Reproduce the listing below in its entirety. Change nothing.

Start of SOURCE RECORDS

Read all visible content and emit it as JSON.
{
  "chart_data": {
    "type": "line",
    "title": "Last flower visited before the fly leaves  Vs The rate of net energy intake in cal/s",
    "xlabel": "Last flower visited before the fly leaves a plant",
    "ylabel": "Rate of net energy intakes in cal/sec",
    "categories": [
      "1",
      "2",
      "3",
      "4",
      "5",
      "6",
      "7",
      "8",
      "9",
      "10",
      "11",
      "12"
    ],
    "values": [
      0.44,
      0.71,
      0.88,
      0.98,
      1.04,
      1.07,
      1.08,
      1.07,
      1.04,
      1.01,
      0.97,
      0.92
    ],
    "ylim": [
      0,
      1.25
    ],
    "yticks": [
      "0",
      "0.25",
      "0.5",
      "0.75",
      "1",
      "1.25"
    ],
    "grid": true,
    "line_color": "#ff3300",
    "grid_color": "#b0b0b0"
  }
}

End of SOURCE RECORDS

RESPONSE TO THIS TASK
Read all visible content and emit it as JSON.
{
  "chart_data": {
    "type": "line",
    "title": "Last flower visited before the fly leaves  Vs The rate of net energy intake in cal/s",
    "xlabel": "Last flower visited before the fly leaves a plant",
    "ylabel": "Rate of net energy intakes in cal/sec",
    "categories": [
      "1",
      "2",
      "3",
      "4",
      "5",
      "6",
      "7",
      "8",
      "9",
      "10",
      "11",
      "12"
    ],
    "values": [
      0.44,
      0.71,
      0.88,
      0.98,
      1.04,
      1.07,
      1.08,
      1.07,
      1.04,
      1.01,
      0.97,
      0.92
    ],
    "ylim": [
      0,
      1.25
    ],
    "yticks": [
      "0",
      "0.25",
      "0.5",
      "0.75",
      "1",
      "1.25"
    ],
    "grid": true,
    "line_color": "#ff3300",
    "grid_color": "#b0b0b0"
  }
}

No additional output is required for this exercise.